-- BEGIN The input --

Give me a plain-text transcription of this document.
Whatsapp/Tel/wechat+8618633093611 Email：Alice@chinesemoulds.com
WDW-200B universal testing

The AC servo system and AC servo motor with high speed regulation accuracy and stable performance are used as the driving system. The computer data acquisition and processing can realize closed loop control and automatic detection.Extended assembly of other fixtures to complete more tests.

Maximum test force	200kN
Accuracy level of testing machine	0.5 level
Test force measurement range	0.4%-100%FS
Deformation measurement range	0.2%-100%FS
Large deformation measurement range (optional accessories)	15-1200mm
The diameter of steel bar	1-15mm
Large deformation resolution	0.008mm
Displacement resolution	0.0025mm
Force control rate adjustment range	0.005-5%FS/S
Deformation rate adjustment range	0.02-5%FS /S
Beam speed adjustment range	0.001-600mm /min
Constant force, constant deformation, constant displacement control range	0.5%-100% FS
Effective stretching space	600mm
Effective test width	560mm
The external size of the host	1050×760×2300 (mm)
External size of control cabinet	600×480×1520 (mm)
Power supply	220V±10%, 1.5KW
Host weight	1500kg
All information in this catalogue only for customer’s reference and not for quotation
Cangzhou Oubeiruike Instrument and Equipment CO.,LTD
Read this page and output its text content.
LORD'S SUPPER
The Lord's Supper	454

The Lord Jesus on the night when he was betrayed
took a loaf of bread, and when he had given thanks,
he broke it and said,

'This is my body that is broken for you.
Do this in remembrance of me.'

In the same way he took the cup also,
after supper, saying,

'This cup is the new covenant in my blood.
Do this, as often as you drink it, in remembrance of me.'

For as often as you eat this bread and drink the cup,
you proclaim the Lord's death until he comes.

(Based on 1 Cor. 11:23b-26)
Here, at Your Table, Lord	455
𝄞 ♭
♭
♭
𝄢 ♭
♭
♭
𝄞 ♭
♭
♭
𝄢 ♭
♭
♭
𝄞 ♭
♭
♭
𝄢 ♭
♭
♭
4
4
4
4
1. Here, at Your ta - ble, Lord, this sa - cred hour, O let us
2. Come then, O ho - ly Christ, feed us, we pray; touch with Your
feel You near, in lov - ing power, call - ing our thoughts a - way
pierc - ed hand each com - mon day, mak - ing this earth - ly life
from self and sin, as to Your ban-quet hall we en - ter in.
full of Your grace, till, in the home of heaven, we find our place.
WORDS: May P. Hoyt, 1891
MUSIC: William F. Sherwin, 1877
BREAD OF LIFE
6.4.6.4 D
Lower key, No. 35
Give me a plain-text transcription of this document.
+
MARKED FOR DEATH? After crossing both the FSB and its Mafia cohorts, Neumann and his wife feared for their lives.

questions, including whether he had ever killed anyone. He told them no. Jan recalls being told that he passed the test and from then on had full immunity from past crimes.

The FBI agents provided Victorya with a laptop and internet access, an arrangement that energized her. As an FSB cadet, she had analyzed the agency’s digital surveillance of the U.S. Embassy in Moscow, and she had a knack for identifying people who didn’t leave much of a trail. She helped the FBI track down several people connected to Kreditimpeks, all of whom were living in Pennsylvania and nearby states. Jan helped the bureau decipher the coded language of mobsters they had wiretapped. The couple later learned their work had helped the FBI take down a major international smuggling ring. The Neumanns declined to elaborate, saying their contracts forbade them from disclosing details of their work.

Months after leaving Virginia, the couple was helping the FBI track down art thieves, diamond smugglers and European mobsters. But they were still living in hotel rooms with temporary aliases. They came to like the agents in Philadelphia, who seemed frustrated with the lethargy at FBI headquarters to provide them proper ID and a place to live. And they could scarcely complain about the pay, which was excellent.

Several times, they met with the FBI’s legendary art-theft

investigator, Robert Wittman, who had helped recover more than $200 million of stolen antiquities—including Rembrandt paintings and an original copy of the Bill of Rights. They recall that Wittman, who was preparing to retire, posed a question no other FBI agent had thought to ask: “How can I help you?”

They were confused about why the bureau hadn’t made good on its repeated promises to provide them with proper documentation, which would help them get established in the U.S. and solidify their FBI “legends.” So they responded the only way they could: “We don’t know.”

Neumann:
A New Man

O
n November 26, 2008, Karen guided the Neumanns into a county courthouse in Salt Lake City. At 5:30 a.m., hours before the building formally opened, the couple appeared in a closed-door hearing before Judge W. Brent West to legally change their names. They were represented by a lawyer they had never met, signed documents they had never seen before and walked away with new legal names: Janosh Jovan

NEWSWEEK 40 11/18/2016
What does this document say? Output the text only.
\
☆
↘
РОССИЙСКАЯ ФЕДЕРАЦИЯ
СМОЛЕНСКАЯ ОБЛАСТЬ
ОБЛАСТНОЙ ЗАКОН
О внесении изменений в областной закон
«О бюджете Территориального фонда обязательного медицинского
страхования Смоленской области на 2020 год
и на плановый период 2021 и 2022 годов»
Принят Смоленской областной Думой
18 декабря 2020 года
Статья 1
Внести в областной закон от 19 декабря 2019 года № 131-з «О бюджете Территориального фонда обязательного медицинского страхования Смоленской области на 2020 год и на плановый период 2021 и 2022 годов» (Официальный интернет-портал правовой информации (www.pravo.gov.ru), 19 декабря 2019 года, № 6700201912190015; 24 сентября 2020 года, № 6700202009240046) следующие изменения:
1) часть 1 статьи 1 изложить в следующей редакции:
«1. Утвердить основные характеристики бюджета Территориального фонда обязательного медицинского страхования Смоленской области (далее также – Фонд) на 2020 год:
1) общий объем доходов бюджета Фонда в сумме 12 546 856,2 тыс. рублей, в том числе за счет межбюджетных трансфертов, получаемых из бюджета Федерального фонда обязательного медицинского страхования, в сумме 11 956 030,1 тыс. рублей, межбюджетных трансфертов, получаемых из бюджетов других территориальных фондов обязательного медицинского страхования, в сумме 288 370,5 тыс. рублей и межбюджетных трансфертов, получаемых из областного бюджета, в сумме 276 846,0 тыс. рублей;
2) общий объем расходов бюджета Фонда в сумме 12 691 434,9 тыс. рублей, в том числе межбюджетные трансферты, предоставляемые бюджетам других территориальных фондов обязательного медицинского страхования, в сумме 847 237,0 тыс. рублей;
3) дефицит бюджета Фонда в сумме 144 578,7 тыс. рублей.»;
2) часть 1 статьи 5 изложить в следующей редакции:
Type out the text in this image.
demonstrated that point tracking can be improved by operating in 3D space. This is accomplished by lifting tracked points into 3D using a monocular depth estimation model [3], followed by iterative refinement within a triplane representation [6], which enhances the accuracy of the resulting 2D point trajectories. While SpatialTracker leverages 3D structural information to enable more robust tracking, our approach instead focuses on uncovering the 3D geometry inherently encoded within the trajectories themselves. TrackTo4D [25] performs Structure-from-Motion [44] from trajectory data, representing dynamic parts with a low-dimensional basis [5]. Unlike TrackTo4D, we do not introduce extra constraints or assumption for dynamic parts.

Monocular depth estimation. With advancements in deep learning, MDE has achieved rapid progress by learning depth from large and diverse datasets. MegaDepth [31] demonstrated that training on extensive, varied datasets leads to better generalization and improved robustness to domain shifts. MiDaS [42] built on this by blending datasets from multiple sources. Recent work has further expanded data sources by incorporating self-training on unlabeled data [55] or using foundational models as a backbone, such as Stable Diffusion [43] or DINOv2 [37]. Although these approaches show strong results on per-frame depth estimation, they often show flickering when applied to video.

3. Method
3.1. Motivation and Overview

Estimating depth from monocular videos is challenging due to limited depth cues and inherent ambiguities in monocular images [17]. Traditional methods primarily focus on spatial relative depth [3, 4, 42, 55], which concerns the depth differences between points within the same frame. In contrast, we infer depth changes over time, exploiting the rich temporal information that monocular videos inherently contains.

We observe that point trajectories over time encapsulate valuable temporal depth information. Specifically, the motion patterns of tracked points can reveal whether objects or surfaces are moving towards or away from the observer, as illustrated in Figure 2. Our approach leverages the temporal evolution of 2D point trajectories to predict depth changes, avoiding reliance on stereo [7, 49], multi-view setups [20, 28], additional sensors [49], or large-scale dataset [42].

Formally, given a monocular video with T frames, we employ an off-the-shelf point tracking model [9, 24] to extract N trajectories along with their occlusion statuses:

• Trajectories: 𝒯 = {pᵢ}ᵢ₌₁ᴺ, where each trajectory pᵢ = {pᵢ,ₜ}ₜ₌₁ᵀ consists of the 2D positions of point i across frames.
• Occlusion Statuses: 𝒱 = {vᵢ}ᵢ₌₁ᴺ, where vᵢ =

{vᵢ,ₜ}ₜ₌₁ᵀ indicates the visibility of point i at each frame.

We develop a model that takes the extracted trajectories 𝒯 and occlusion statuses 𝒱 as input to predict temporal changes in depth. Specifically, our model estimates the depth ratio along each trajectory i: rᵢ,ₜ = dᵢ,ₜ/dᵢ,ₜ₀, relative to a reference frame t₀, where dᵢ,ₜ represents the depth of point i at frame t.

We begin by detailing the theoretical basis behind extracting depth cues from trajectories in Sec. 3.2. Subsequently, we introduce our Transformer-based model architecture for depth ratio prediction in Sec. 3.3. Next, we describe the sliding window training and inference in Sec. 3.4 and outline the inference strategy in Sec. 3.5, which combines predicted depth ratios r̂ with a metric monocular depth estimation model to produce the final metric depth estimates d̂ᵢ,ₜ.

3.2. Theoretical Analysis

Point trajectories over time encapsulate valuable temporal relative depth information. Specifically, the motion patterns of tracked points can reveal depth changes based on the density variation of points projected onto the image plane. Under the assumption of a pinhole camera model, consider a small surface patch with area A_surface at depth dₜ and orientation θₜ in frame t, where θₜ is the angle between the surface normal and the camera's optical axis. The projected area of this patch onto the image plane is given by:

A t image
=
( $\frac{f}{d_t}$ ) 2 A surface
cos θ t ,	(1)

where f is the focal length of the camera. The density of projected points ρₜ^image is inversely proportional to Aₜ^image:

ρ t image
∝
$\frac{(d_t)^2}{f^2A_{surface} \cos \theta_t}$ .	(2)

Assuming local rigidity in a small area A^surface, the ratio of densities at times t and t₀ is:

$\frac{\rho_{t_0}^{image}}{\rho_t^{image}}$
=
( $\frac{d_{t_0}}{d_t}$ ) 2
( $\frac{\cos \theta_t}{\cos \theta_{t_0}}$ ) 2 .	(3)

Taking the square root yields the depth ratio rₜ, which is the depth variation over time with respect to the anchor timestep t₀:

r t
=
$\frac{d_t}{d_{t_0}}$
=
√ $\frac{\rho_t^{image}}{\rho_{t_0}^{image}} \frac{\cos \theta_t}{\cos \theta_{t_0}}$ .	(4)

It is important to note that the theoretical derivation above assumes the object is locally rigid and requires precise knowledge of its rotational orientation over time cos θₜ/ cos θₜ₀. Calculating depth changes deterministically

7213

-- END The input --

◆ Task requirements: Report every line containing the word "Effective" from the listing above.

◆ Task result:
Effective stretching space	600mm
Effective test width	560mm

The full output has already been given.